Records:
--- Begin ---

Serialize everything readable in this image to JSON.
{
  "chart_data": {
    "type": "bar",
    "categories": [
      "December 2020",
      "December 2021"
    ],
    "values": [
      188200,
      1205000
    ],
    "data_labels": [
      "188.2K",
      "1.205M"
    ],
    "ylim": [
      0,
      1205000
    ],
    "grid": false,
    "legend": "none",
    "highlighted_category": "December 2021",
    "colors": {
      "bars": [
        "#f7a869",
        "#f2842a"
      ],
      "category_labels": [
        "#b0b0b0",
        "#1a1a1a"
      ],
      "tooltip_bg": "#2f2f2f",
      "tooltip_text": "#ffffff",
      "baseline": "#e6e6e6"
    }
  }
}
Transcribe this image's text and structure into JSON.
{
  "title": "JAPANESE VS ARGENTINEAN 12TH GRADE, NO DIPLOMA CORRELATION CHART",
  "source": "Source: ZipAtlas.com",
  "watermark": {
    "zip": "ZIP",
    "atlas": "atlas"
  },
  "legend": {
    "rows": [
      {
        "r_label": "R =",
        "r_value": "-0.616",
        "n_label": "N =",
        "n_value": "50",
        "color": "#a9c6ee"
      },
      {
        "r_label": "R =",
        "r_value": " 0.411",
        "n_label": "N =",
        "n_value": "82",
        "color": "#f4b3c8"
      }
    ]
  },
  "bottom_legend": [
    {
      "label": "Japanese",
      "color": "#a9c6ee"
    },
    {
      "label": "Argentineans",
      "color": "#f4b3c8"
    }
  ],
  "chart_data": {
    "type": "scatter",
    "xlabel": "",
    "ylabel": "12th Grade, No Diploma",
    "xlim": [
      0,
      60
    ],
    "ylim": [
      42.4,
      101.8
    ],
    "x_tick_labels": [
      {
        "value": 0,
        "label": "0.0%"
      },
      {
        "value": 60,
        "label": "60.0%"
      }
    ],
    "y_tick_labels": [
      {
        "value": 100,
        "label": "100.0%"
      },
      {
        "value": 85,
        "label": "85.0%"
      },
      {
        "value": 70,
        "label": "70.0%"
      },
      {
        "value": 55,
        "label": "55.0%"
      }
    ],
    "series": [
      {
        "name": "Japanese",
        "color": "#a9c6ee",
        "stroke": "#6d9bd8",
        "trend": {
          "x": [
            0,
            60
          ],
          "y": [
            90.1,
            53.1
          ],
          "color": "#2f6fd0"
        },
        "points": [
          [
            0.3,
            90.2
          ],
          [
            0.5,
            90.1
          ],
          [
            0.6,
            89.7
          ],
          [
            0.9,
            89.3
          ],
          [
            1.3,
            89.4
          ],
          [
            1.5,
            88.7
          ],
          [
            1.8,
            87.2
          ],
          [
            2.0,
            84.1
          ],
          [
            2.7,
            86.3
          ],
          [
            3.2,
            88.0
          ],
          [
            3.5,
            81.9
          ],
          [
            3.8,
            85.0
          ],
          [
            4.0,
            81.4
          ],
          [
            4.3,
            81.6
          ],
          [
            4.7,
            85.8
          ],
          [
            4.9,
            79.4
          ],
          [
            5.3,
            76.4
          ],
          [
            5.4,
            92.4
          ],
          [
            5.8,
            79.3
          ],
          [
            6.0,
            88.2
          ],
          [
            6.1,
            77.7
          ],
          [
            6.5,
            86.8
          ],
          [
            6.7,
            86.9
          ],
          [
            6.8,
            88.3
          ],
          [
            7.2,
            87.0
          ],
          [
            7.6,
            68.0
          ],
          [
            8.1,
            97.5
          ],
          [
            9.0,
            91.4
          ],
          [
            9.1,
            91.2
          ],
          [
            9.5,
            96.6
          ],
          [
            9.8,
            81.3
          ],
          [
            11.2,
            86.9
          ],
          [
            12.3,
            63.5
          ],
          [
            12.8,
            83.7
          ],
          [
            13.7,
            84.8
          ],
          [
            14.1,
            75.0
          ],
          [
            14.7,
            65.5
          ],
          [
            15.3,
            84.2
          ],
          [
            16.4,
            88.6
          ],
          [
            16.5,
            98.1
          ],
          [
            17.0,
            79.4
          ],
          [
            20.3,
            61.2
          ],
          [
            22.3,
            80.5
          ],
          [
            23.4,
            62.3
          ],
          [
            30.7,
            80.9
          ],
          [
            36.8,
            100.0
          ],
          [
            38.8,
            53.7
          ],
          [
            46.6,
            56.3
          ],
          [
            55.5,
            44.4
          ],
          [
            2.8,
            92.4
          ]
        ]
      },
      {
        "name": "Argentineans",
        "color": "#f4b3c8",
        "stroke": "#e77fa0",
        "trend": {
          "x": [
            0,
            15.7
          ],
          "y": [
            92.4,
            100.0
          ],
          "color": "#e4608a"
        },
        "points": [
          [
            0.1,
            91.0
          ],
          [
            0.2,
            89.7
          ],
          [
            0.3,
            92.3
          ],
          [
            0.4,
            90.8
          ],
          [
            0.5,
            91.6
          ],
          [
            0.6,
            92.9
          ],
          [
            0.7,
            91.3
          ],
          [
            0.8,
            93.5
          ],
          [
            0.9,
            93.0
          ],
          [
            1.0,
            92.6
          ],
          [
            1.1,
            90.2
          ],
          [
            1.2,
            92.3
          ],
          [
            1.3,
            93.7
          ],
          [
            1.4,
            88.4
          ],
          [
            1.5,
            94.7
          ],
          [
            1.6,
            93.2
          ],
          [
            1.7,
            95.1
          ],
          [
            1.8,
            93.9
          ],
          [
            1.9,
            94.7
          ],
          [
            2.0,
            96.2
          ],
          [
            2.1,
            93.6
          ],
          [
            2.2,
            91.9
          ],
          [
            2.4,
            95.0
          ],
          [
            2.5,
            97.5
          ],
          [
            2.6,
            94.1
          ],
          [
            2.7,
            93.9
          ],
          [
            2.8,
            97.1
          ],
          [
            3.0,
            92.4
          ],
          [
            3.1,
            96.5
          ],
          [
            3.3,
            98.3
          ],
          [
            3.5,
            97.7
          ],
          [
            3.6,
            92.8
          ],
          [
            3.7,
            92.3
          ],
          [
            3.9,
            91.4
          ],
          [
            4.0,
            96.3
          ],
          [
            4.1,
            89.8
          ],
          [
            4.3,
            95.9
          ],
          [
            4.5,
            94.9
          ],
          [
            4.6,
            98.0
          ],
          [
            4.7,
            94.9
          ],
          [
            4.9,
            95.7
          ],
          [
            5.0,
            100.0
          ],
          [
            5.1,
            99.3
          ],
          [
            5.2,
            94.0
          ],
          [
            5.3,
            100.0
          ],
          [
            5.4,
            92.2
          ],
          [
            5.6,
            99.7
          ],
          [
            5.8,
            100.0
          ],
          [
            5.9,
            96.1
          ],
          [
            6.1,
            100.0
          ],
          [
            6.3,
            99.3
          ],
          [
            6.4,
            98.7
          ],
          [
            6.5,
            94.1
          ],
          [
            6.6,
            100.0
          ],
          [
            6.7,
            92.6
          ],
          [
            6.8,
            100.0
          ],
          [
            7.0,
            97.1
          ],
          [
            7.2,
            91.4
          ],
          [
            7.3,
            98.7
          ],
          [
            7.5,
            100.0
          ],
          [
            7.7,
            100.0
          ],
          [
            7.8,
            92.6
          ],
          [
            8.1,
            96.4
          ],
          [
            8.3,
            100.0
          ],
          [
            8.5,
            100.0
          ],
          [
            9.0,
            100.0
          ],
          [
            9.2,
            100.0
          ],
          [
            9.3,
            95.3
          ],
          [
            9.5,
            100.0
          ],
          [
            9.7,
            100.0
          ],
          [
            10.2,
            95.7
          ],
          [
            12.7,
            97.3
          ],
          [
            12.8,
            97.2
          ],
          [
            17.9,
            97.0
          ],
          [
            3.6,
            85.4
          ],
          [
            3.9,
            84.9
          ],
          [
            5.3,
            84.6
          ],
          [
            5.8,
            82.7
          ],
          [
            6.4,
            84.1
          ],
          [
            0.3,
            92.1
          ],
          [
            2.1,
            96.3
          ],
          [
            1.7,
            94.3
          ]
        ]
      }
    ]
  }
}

--- End ---

Work required:
Return from the data every line that holds "December".

Task output:
      "December 2020",
      "December 2021"
    "highlighted_category": "December 2021",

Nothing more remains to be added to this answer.